╭─ Data supplied

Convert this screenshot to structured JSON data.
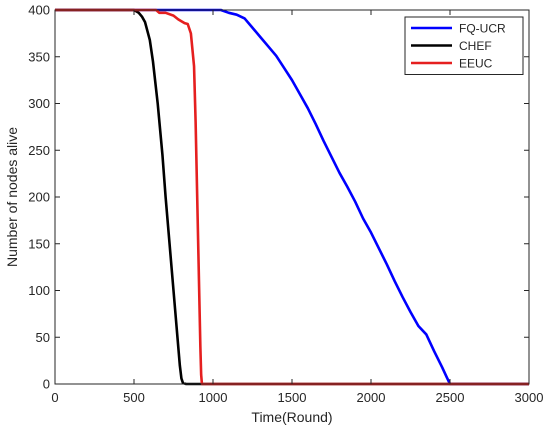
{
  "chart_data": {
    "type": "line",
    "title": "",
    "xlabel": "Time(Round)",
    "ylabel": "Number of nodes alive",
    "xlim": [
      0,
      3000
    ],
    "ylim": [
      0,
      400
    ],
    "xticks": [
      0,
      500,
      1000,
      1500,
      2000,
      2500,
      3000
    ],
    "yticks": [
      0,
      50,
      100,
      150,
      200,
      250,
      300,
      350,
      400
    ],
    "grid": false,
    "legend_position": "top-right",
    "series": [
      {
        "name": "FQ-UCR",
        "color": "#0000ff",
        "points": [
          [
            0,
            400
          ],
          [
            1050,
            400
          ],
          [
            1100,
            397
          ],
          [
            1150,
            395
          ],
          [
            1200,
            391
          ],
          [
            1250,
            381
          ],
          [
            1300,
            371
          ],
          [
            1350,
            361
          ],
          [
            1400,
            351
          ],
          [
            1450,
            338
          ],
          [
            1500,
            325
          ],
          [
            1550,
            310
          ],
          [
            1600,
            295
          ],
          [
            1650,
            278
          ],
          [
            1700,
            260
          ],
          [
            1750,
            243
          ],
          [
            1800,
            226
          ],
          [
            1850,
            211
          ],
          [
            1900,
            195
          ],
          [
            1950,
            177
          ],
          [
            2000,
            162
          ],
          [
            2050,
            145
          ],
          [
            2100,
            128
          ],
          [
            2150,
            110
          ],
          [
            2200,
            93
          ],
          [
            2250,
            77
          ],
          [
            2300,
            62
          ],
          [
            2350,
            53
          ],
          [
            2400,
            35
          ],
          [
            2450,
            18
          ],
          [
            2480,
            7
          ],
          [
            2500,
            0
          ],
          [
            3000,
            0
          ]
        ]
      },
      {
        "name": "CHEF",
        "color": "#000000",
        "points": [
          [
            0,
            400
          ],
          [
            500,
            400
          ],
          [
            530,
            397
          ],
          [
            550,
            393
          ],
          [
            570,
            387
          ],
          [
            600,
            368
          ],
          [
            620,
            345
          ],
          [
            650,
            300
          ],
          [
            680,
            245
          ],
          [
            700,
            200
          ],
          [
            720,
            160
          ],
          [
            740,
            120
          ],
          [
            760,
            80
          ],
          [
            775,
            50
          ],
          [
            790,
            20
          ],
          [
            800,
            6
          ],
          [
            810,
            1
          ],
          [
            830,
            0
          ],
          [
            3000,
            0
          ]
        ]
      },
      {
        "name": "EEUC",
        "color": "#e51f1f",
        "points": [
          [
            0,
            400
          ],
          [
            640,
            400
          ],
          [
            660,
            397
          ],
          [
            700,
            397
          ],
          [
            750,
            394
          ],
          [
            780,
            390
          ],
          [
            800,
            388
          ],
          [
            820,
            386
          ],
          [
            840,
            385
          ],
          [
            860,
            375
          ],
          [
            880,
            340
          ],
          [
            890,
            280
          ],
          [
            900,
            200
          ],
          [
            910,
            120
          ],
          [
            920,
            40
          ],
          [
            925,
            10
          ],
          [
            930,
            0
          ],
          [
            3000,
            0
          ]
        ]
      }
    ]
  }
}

╰─
╭─ Data supplied

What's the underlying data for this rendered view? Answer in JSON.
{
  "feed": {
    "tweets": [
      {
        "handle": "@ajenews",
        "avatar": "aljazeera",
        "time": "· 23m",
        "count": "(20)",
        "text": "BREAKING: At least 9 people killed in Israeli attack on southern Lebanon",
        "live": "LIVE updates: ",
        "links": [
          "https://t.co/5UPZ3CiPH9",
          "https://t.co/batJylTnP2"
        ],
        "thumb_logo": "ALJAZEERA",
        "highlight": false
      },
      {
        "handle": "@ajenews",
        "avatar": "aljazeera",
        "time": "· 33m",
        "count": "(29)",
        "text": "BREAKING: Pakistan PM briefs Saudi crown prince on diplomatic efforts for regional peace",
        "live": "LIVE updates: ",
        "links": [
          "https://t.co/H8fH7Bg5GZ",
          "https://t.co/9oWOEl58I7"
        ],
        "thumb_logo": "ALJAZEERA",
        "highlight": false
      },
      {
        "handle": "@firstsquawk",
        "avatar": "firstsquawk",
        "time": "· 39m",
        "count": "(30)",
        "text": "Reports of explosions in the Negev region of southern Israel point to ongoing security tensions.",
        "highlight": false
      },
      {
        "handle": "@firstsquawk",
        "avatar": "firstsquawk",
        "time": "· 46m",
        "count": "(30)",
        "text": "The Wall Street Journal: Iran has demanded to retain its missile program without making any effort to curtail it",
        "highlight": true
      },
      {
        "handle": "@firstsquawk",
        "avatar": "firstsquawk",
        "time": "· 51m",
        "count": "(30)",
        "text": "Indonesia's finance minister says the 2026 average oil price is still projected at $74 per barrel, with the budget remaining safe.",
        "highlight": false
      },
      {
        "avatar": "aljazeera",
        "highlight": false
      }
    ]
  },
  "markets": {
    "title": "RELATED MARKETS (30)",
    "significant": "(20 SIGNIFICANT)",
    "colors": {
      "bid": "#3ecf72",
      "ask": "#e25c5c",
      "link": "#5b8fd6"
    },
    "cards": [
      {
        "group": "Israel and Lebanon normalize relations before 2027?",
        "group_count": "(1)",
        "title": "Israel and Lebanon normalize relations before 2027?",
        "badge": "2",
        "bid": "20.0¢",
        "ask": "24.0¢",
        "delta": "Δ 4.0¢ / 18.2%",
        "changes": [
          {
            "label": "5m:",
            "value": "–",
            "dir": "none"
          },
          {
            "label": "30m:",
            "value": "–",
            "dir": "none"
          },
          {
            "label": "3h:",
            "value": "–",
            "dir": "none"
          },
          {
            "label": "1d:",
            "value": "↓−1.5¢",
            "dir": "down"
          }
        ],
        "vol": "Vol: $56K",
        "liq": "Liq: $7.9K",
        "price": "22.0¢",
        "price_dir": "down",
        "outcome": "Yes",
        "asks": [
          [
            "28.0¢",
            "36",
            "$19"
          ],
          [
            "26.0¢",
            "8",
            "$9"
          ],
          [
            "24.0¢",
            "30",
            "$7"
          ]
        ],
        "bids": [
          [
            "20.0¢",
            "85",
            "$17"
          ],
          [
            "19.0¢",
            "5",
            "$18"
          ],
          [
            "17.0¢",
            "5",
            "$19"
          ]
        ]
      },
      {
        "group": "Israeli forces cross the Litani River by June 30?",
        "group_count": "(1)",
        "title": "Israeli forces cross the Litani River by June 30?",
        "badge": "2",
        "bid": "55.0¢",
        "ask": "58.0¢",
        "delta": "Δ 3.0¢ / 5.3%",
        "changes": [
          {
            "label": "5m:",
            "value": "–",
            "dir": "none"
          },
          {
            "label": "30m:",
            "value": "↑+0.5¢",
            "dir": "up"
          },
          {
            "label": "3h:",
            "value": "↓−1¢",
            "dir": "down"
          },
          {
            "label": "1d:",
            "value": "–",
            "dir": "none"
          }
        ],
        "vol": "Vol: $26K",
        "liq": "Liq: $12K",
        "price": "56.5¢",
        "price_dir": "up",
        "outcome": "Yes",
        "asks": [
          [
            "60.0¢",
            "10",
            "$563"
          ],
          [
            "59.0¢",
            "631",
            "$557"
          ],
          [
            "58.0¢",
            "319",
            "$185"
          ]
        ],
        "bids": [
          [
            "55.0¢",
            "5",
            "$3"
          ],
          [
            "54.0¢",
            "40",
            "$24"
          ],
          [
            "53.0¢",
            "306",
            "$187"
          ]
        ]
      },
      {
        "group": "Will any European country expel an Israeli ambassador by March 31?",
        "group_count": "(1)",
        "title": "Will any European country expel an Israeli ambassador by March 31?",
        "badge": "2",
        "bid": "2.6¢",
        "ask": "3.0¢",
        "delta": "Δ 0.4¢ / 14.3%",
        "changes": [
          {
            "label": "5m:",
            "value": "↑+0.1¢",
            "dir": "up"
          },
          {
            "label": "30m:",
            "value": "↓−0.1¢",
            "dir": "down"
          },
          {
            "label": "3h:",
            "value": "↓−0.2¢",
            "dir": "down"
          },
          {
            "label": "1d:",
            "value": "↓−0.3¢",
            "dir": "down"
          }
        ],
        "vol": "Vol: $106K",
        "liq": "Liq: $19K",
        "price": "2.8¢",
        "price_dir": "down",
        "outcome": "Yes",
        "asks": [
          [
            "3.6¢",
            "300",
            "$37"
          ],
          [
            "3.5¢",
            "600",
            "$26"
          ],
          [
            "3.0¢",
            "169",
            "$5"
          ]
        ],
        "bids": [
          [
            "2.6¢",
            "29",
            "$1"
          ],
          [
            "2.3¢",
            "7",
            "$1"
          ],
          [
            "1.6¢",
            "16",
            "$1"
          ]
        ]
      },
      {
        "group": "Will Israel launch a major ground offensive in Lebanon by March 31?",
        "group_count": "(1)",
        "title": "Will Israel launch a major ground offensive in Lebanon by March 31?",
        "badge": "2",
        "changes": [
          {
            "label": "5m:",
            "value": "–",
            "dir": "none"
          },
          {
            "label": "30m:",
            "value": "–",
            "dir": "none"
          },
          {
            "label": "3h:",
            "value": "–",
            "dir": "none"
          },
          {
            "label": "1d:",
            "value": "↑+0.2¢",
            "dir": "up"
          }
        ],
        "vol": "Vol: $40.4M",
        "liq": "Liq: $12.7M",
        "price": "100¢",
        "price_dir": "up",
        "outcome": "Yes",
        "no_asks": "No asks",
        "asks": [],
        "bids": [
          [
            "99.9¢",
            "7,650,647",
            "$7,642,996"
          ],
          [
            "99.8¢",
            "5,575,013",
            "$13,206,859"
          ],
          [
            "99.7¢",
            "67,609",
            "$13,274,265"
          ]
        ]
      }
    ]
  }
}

╰─
╭─ Data supplied

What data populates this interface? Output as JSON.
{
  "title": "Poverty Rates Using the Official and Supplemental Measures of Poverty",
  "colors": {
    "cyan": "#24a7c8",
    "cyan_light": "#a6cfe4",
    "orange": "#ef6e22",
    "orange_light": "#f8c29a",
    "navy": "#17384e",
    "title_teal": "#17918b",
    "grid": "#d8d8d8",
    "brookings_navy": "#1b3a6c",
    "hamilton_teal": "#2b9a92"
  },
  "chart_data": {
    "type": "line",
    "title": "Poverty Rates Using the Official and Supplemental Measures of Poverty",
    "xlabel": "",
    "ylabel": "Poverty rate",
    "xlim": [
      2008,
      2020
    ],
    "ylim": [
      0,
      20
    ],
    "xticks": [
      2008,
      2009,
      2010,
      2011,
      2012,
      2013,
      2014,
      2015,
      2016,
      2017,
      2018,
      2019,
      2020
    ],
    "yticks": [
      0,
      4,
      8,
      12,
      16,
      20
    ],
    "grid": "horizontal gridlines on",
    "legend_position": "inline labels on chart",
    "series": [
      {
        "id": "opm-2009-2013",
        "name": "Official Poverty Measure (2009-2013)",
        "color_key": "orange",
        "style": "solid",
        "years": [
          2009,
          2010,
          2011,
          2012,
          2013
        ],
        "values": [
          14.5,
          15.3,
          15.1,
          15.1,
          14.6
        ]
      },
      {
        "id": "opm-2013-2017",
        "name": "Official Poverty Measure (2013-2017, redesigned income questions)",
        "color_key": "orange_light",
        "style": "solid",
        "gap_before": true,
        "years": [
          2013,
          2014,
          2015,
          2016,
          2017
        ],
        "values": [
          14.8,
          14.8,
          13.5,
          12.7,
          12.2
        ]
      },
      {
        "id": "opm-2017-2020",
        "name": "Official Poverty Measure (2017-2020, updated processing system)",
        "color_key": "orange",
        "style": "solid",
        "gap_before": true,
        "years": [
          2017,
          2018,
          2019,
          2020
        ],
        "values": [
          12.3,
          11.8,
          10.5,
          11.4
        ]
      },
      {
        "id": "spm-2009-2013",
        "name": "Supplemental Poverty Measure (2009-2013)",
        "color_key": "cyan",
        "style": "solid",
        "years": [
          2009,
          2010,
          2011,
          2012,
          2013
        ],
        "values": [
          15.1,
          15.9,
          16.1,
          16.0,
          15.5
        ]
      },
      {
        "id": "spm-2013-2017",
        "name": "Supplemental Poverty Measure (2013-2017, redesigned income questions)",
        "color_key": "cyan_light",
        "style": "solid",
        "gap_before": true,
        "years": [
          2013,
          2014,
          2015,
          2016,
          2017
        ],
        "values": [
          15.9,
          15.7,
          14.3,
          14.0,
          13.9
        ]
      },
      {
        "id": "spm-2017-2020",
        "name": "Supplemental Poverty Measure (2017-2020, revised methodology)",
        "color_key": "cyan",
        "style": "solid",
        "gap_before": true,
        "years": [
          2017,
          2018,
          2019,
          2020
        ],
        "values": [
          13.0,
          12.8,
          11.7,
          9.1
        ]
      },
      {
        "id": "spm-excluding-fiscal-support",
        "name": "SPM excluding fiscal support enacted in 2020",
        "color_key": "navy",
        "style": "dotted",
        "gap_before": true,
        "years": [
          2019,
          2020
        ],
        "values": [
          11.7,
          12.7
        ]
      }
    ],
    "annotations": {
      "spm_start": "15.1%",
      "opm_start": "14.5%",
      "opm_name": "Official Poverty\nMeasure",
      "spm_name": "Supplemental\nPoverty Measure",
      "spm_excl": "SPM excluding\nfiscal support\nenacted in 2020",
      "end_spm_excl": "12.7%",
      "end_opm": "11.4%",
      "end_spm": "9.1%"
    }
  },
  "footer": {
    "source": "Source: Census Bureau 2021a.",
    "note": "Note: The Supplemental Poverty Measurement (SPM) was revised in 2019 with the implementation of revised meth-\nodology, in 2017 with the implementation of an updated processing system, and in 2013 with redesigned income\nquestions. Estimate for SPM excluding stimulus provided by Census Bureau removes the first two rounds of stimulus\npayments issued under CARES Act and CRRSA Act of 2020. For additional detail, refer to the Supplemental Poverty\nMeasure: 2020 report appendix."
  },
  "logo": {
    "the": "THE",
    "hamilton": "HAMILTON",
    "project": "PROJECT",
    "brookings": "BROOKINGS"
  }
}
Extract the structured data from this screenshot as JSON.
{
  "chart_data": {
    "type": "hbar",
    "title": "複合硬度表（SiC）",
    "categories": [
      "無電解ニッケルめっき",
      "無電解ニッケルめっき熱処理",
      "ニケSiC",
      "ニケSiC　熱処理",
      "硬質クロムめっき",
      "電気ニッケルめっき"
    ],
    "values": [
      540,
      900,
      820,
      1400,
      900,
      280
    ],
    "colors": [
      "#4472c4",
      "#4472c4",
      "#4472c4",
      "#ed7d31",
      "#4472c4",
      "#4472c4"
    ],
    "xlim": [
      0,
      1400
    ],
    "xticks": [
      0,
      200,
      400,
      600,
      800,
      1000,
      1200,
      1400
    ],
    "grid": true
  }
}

╰─

*Short problem*.
Gather every line from the listing above in which "Using" appears, and copy those lines.

*Exercise solution*.
  "title": "Poverty Rates Using the Official and Supplemental Measures of Poverty",
    "title": "Poverty Rates Using the Official and Supplemental Measures of Poverty",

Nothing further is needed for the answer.